- [Job]: Reproduce every one of the lines below, character for character, changing nothing.

Element placement data
========================================================================
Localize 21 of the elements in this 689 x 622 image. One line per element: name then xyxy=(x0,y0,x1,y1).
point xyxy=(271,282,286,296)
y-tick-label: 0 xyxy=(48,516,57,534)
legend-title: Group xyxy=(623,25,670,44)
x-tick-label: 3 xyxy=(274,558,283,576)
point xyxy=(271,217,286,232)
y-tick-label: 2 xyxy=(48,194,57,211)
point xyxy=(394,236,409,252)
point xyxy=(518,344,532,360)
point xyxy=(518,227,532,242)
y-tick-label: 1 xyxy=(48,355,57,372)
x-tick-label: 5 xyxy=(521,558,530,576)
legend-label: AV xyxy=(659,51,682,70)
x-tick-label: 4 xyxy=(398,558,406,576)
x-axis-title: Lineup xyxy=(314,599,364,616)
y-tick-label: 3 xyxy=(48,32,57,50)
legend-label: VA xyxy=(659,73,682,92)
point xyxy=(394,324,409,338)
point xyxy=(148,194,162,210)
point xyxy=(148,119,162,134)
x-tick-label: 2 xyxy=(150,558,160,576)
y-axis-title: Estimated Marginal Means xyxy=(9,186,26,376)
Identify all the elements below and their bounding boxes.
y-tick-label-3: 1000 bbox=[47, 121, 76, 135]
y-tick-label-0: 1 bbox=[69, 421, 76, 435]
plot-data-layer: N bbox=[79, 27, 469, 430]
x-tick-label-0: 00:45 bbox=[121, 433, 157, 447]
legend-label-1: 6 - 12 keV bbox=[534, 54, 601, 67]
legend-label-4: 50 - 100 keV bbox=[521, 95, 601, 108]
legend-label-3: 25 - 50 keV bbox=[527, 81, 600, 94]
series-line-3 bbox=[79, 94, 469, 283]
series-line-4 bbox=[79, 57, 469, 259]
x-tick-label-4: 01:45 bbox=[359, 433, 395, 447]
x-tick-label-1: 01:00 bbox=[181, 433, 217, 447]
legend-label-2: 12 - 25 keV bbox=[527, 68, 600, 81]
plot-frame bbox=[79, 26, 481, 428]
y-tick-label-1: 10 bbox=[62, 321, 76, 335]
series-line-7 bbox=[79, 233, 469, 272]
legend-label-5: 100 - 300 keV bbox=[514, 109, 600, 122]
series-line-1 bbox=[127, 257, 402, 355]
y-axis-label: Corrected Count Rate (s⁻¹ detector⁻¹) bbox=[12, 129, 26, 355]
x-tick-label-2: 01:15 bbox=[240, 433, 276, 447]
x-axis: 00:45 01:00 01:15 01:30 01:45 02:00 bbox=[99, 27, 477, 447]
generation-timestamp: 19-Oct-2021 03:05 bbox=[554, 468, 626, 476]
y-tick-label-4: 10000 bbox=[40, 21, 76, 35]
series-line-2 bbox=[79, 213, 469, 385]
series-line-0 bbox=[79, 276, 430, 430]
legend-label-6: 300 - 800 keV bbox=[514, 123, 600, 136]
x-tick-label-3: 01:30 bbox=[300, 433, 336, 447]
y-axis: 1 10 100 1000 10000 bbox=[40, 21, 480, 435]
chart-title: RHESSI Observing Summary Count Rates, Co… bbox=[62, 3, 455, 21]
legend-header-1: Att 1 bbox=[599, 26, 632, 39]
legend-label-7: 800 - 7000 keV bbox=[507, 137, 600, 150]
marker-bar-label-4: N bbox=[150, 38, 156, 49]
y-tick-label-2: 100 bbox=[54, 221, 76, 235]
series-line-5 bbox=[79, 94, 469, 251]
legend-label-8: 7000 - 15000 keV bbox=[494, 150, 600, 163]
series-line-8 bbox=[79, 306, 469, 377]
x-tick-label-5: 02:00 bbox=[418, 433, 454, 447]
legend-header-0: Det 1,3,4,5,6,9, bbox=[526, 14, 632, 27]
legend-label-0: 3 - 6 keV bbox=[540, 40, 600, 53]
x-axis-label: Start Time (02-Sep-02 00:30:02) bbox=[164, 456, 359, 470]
========================================================================
- [In response]:
Localize 21 of the elements in this 689 x 622 image. One line per element: name then xyxy=(x0,y0,x1,y1).
point xyxy=(271,282,286,296)
y-tick-label: 0 xyxy=(48,516,57,534)
legend-title: Group xyxy=(623,25,670,44)
x-tick-label: 3 xyxy=(274,558,283,576)
point xyxy=(271,217,286,232)
y-tick-label: 2 xyxy=(48,194,57,211)
point xyxy=(394,236,409,252)
point xyxy=(518,344,532,360)
point xyxy=(518,227,532,242)
y-tick-label: 1 xyxy=(48,355,57,372)
x-tick-label: 5 xyxy=(521,558,530,576)
legend-label: AV xyxy=(659,51,682,70)
x-tick-label: 4 xyxy=(398,558,406,576)
x-axis-title: Lineup xyxy=(314,599,364,616)
y-tick-label: 3 xyxy=(48,32,57,50)
legend-label: VA xyxy=(659,73,682,92)
point xyxy=(394,324,409,338)
point xyxy=(148,194,162,210)
point xyxy=(148,119,162,134)
x-tick-label: 2 xyxy=(150,558,160,576)
y-axis-title: Estimated Marginal Means xyxy=(9,186,26,376)
Identify all the elements below and their bounding boxes.
y-tick-label-3: 1000 bbox=[47, 121, 76, 135]
y-tick-label-0: 1 bbox=[69, 421, 76, 435]
plot-data-layer: N bbox=[79, 27, 469, 430]
x-tick-label-0: 00:45 bbox=[121, 433, 157, 447]
legend-label-1: 6 - 12 keV bbox=[534, 54, 601, 67]
legend-label-4: 50 - 100 keV bbox=[521, 95, 601, 108]
legend-label-3: 25 - 50 keV bbox=[527, 81, 600, 94]
series-line-3 bbox=[79, 94, 469, 283]
series-line-4 bbox=[79, 57, 469, 259]
x-tick-label-4: 01:45 bbox=[359, 433, 395, 447]
x-tick-label-1: 01:00 bbox=[181, 433, 217, 447]
legend-label-2: 12 - 25 keV bbox=[527, 68, 600, 81]
plot-frame bbox=[79, 26, 481, 428]
y-tick-label-1: 10 bbox=[62, 321, 76, 335]
series-line-7 bbox=[79, 233, 469, 272]
legend-label-5: 100 - 300 keV bbox=[514, 109, 600, 122]
series-line-1 bbox=[127, 257, 402, 355]
y-axis-label: Corrected Count Rate (s⁻¹ detector⁻¹) bbox=[12, 129, 26, 355]
x-tick-label-2: 01:15 bbox=[240, 433, 276, 447]
x-axis: 00:45 01:00 01:15 01:30 01:45 02:00 bbox=[99, 27, 477, 447]
generation-timestamp: 19-Oct-2021 03:05 bbox=[554, 468, 626, 476]
y-tick-label-4: 10000 bbox=[40, 21, 76, 35]
series-line-2 bbox=[79, 213, 469, 385]
series-line-0 bbox=[79, 276, 430, 430]
legend-label-6: 300 - 800 keV bbox=[514, 123, 600, 136]
x-tick-label-3: 01:30 bbox=[300, 433, 336, 447]
y-axis: 1 10 100 1000 10000 bbox=[40, 21, 480, 435]
chart-title: RHESSI Observing Summary Count Rates, Co… bbox=[62, 3, 455, 21]
legend-header-1: Att 1 bbox=[599, 26, 632, 39]
legend-label-7: 800 - 7000 keV bbox=[507, 137, 600, 150]
marker-bar-label-4: N bbox=[150, 38, 156, 49]
y-tick-label-2: 100 bbox=[54, 221, 76, 235]
series-line-5 bbox=[79, 94, 469, 251]
legend-label-8: 7000 - 15000 keV bbox=[494, 150, 600, 163]
series-line-8 bbox=[79, 306, 469, 377]
x-tick-label-5: 02:00 bbox=[418, 433, 454, 447]
legend-header-0: Det 1,3,4,5,6,9, bbox=[526, 14, 632, 27]
legend-label-0: 3 - 6 keV bbox=[540, 40, 600, 53]
x-axis-label: Start Time (02-Sep-02 00:30:02) bbox=[164, 456, 359, 470]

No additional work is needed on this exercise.